**Provided passage**
--- --- ---

If you don't want the mod_perl processes section to
be displayed, set:
$Apache::VMonitor::Config{APACHE} = 0;
The default is to display this section.
top Emulation: Any Processes
This section, just like the mod_perl processes section, displays the
information as the top program would. To enable
this section, set:
$Apache::VMonitor::Config{PROCS} = 1;
The default is not to display this section.
You need to specify which processes are to be monitored. The regular
expression that will match the desired processes is required for this
section to work. For example, if you want to see all the processes
whose names include any of the strings
"http",
"mysql", or
"squid", use the following regular
expression:
Figure 5-1 visualizes the sections that have been
discussed so far. As you can see, the swap memory is heavily used.
Although you can't see it here, the swap memory
report is colored red.
Figure 5-1. Emulation of top, centralized information about mod_perl and selected processes
mount Emulation
This section provides information about mounted filesystems, as if
you had called mount with no parameters.
If you want the mountsection to be displayed,
set:
$Apache::VMonitor::Config{MOUNT} = 1;
The default is not to display this section.
df Emulation
This section completely reproduces the df
utility. For each mounted filesystem, it reports the number of total
and available blocks for both superuser and user, and usage in
percentages. In addition, it reports available and used file inodes
in numbers and percentages.

--- --- ---

**Data**
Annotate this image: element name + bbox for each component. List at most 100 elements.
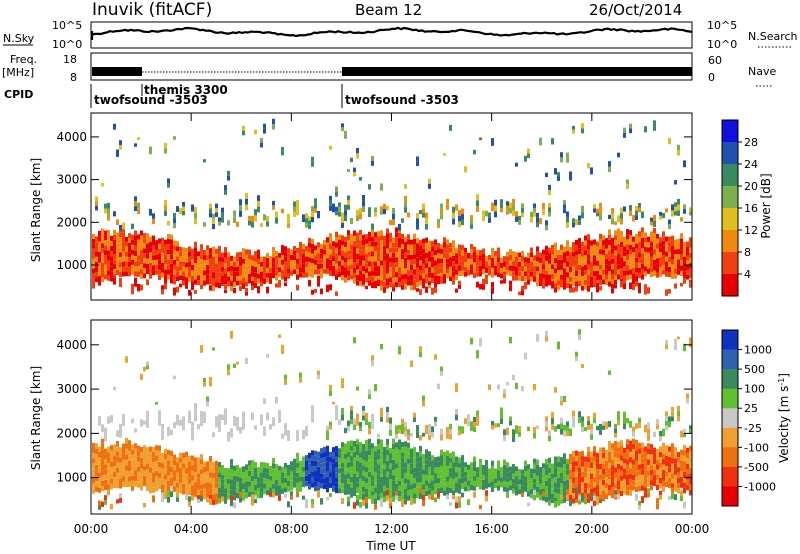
heatmap-cell (476, 249, 479, 256)
heatmap-cell (296, 457, 299, 463)
heatmap-cell (572, 456, 575, 462)
heatmap-cell (548, 253, 551, 259)
heatmap-cell (161, 473, 164, 480)
heatmap-cell (338, 202, 341, 208)
heatmap-cell (365, 268, 368, 273)
heatmap-cell (413, 249, 416, 255)
heatmap-cell (467, 269, 470, 276)
heatmap-cell (290, 461, 293, 467)
heatmap-cell (515, 256, 518, 262)
heatmap-cell (164, 269, 167, 275)
heatmap-cell (620, 218, 623, 225)
heatmap-cell (578, 451, 581, 457)
heatmap-cell (605, 258, 608, 265)
heatmap-cell (437, 223, 440, 228)
heatmap-cell (506, 270, 509, 275)
heatmap-cell (377, 443, 380, 450)
heatmap-cell (470, 269, 473, 275)
heatmap-cell (518, 215, 521, 221)
heatmap-cell (608, 229, 611, 235)
heatmap-cell (287, 248, 290, 254)
heatmap-cell (599, 254, 602, 260)
heatmap-cell (383, 209, 386, 215)
heatmap-cell (650, 474, 653, 481)
heatmap-cell (548, 477, 551, 483)
heatmap-cell (347, 270, 350, 276)
heatmap-cell (119, 428, 122, 434)
heatmap-cell (122, 241, 125, 247)
heatmap-cell (611, 258, 614, 264)
heatmap-cell (299, 267, 302, 273)
heatmap-cell (683, 343, 686, 352)
heatmap-cell (329, 451, 332, 458)
heatmap-cell (566, 277, 569, 283)
heatmap-cell (326, 481, 329, 488)
heatmap-cell (566, 256, 569, 262)
heatmap-cell (140, 245, 143, 250)
heatmap-cell (176, 271, 179, 277)
heatmap-cell (314, 255, 317, 260)
heatmap-cell (572, 471, 575, 478)
heatmap-cell (125, 448, 128, 455)
heatmap-cell (404, 236, 407, 242)
colorbar-tick-label: 1000 (744, 344, 772, 357)
heatmap-cell (584, 482, 587, 489)
heatmap-cell (200, 269, 203, 275)
heatmap-cell (347, 245, 350, 251)
heatmap-cell (368, 466, 371, 472)
heatmap-cell (557, 424, 560, 430)
heatmap-cell (308, 252, 311, 258)
heatmap-cell (581, 426, 584, 433)
heatmap-cell (662, 245, 665, 251)
heatmap-cell (110, 478, 113, 484)
heatmap-cell (665, 460, 668, 467)
heatmap-cell (203, 377, 206, 383)
heatmap-cell (191, 465, 194, 471)
heatmap-cell (98, 415, 101, 421)
heatmap-cell (149, 462, 152, 468)
heatmap-cell (608, 214, 611, 219)
heatmap-cell (191, 264, 194, 271)
heatmap-cell (449, 477, 452, 483)
heatmap-cell (212, 286, 215, 292)
heatmap-cell (140, 235, 143, 241)
heatmap-cell (611, 481, 614, 488)
heatmap-cell (680, 465, 683, 472)
heatmap-cell (446, 273, 449, 279)
heatmap-cell (104, 255, 107, 260)
heatmap-cell (260, 492, 263, 498)
freq-tick-low: 8 (70, 71, 77, 84)
heatmap-cell (140, 446, 143, 453)
heatmap-cell (131, 234, 134, 240)
heatmap-cell (158, 415, 161, 421)
heatmap-cell (107, 208, 110, 215)
heatmap-cell (254, 462, 257, 468)
x-tick-label: 08:00 (274, 522, 309, 536)
heatmap-cell (359, 447, 362, 453)
heatmap-cell (335, 291, 338, 296)
heatmap-cell (368, 275, 371, 281)
heatmap-cell (248, 215, 251, 221)
heatmap-cell (311, 258, 314, 264)
nave-label: Nave (748, 65, 776, 78)
heatmap-cell (374, 280, 377, 286)
heatmap-cell (677, 243, 680, 250)
heatmap-cell (305, 470, 308, 476)
heatmap-cell (248, 249, 251, 255)
heatmap-cell (182, 261, 185, 267)
heatmap-cell (326, 284, 329, 293)
heatmap-cell (620, 445, 623, 451)
heatmap-cell (221, 257, 224, 263)
heatmap-cell (257, 273, 260, 279)
heatmap-cell (638, 241, 641, 247)
heatmap-cell (98, 241, 101, 247)
heatmap-cell (428, 429, 431, 435)
heatmap-cell (683, 482, 686, 488)
heatmap-cell (389, 237, 392, 243)
heatmap-cell (656, 253, 659, 259)
heatmap-cell (608, 468, 611, 474)
heatmap-cell (245, 259, 248, 266)
heatmap-cell (191, 204, 194, 212)
heatmap-cell (512, 468, 515, 474)
heatmap-cell (620, 440, 623, 446)
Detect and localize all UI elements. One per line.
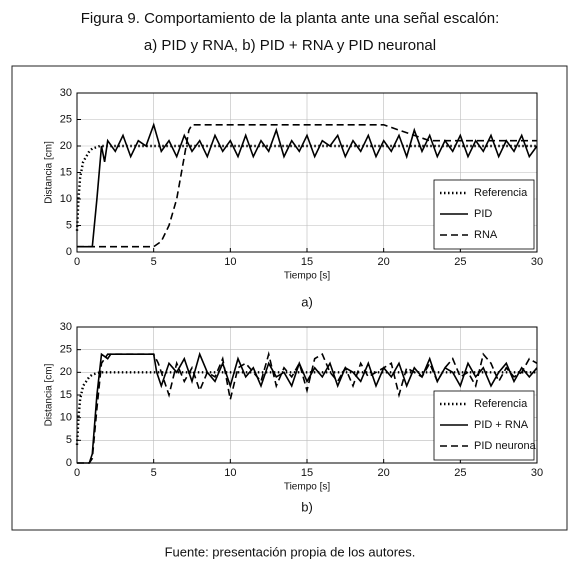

--- --- ---

**What is asked**
Using the Apache::VMonitor text above the listing, decide whether each statement agrees with it, answering yes or no and quoting the deciding words of the text: (a) The mount section is displayed by default. (b) The mod_perl processes section is displayed by default. (c) The df section reports available and used file inodes.

**Written answer**
(a) No: "The default is not to display this section."
(b) Yes: "The default is to display this section."
(c) Yes: "In addition, it reports available and used file inodes in numbers and percentages."